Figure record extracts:
• • •

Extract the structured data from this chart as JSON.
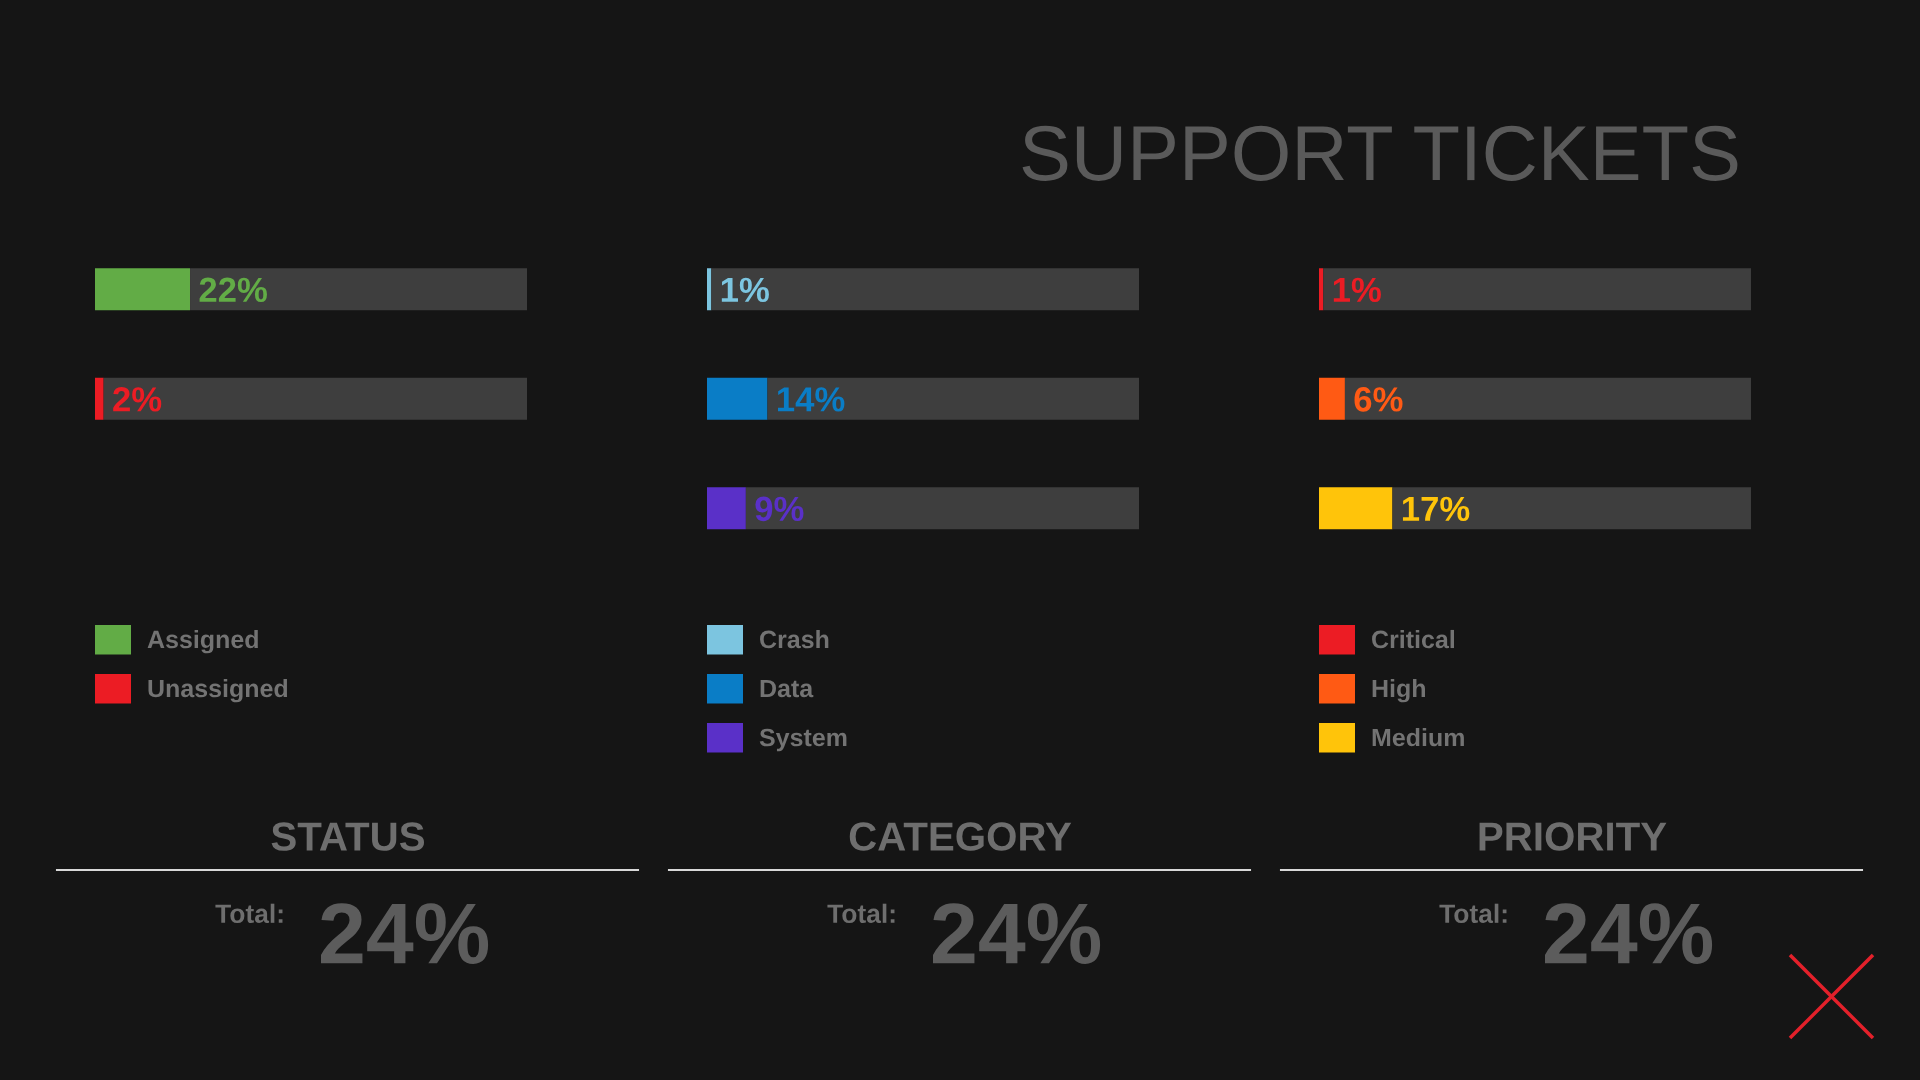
{
  "chart_data": [
    {
      "type": "other",
      "title": "SUPPORT TICKETS"
    },
    {
      "type": "bar",
      "orientation": "horizontal",
      "stacked": true,
      "title": "STATUS",
      "categories": [
        null,
        null
      ],
      "xlim": [
        0,
        100
      ],
      "tick_labels": false,
      "legend": "bottom",
      "series": [
        {
          "name": "Assigned",
          "color": "#62ac46",
          "values": [
            22,
            null
          ],
          "value_labels": [
            "22%",
            null
          ]
        },
        {
          "name": "Unassigned",
          "color": "#ec1c24",
          "values": [
            null,
            2
          ],
          "value_labels": [
            null,
            "2%"
          ]
        },
        {
          "color": "#3e3e3e",
          "values": [
            78,
            98
          ]
        }
      ],
      "annotations": [
        "Total:",
        "24%"
      ]
    },
    {
      "type": "bar",
      "orientation": "horizontal",
      "stacked": true,
      "title": "CATEGORY",
      "categories": [
        null,
        null,
        null
      ],
      "xlim": [
        0,
        100
      ],
      "tick_labels": false,
      "legend": "bottom",
      "series": [
        {
          "name": "Crash",
          "color": "#7cc5e0",
          "values": [
            1,
            null,
            null
          ],
          "value_labels": [
            "1%",
            null,
            null
          ]
        },
        {
          "name": "Data",
          "color": "#0a7dc6",
          "values": [
            null,
            14,
            null
          ],
          "value_labels": [
            null,
            "14%",
            null
          ]
        },
        {
          "name": "System",
          "color": "#5a30c8",
          "values": [
            null,
            null,
            9
          ],
          "value_labels": [
            null,
            null,
            "9%"
          ]
        },
        {
          "color": "#3e3e3e",
          "values": [
            99,
            86,
            91
          ]
        }
      ],
      "annotations": [
        "Total:",
        "24%"
      ]
    },
    {
      "type": "bar",
      "orientation": "horizontal",
      "stacked": true,
      "title": "PRIORITY",
      "categories": [
        null,
        null,
        null
      ],
      "xlim": [
        0,
        100
      ],
      "tick_labels": false,
      "legend": "bottom",
      "series": [
        {
          "name": "Critical",
          "color": "#ec1c24",
          "values": [
            1,
            null,
            null
          ],
          "value_labels": [
            "1%",
            null,
            null
          ]
        },
        {
          "name": "High",
          "color": "#ff5a14",
          "values": [
            null,
            6,
            null
          ],
          "value_labels": [
            null,
            "6%",
            null
          ]
        },
        {
          "name": "Medium",
          "color": "#ffc40a",
          "values": [
            null,
            null,
            17
          ],
          "value_labels": [
            null,
            null,
            "17%"
          ]
        },
        {
          "color": "#3e3e3e",
          "values": [
            99,
            94,
            83
          ]
        }
      ],
      "annotations": [
        "Total:",
        "24%"
      ]
    }
  ]
}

• • •

§ **Directions**: Every record above should be written out again without change, except that the pictures are left out.

§ **Written solution**:
Extract the structured data from this chart as JSON.
{
  "chart_data": [
    {
      "type": "other",
      "title": "SUPPORT TICKETS"
    },
    {
      "type": "bar",
      "orientation": "horizontal",
      "stacked": true,
      "title": "STATUS",
      "categories": [
        null,
        null
      ],
      "xlim": [
        0,
        100
      ],
      "tick_labels": false,
      "legend": "bottom",
      "series": [
        {
          "name": "Assigned",
          "color": "#62ac46",
          "values": [
            22,
            null
          ],
          "value_labels": [
            "22%",
            null
          ]
        },
        {
          "name": "Unassigned",
          "color": "#ec1c24",
          "values": [
            null,
            2
          ],
          "value_labels": [
            null,
            "2%"
          ]
        },
        {
          "color": "#3e3e3e",
          "values": [
            78,
            98
          ]
        }
      ],
      "annotations": [
        "Total:",
        "24%"
      ]
    },
    {
      "type": "bar",
      "orientation": "horizontal",
      "stacked": true,
      "title": "CATEGORY",
      "categories": [
        null,
        null,
        null
      ],
      "xlim": [
        0,
        100
      ],
      "tick_labels": false,
      "legend": "bottom",
      "series": [
        {
          "name": "Crash",
          "color": "#7cc5e0",
          "values": [
            1,
            null,
            null
          ],
          "value_labels": [
            "1%",
            null,
            null
          ]
        },
        {
          "name": "Data",
          "color": "#0a7dc6",
          "values": [
            null,
            14,
            null
          ],
          "value_labels": [
            null,
            "14%",
            null
          ]
        },
        {
          "name": "System",
          "color": "#5a30c8",
          "values": [
            null,
            null,
            9
          ],
          "value_labels": [
            null,
            null,
            "9%"
          ]
        },
        {
          "color": "#3e3e3e",
          "values": [
            99,
            86,
            91
          ]
        }
      ],
      "annotations": [
        "Total:",
        "24%"
      ]
    },
    {
      "type": "bar",
      "orientation": "horizontal",
      "stacked": true,
      "title": "PRIORITY",
      "categories": [
        null,
        null,
        null
      ],
      "xlim": [
        0,
        100
      ],
      "tick_labels": false,
      "legend": "bottom",
      "series": [
        {
          "name": "Critical",
          "color": "#ec1c24",
          "values": [
            1,
            null,
            null
          ],
          "value_labels": [
            "1%",
            null,
            null
          ]
        },
        {
          "name": "High",
          "color": "#ff5a14",
          "values": [
            null,
            6,
            null
          ],
          "value_labels": [
            null,
            "6%",
            null
          ]
        },
        {
          "name": "Medium",
          "color": "#ffc40a",
          "values": [
            null,
            null,
            17
          ],
          "value_labels": [
            null,
            null,
            "17%"
          ]
        },
        {
          "color": "#3e3e3e",
          "values": [
            99,
            94,
            83
          ]
        }
      ],
      "annotations": [
        "Total:",
        "24%"
      ]
    }
  ]
}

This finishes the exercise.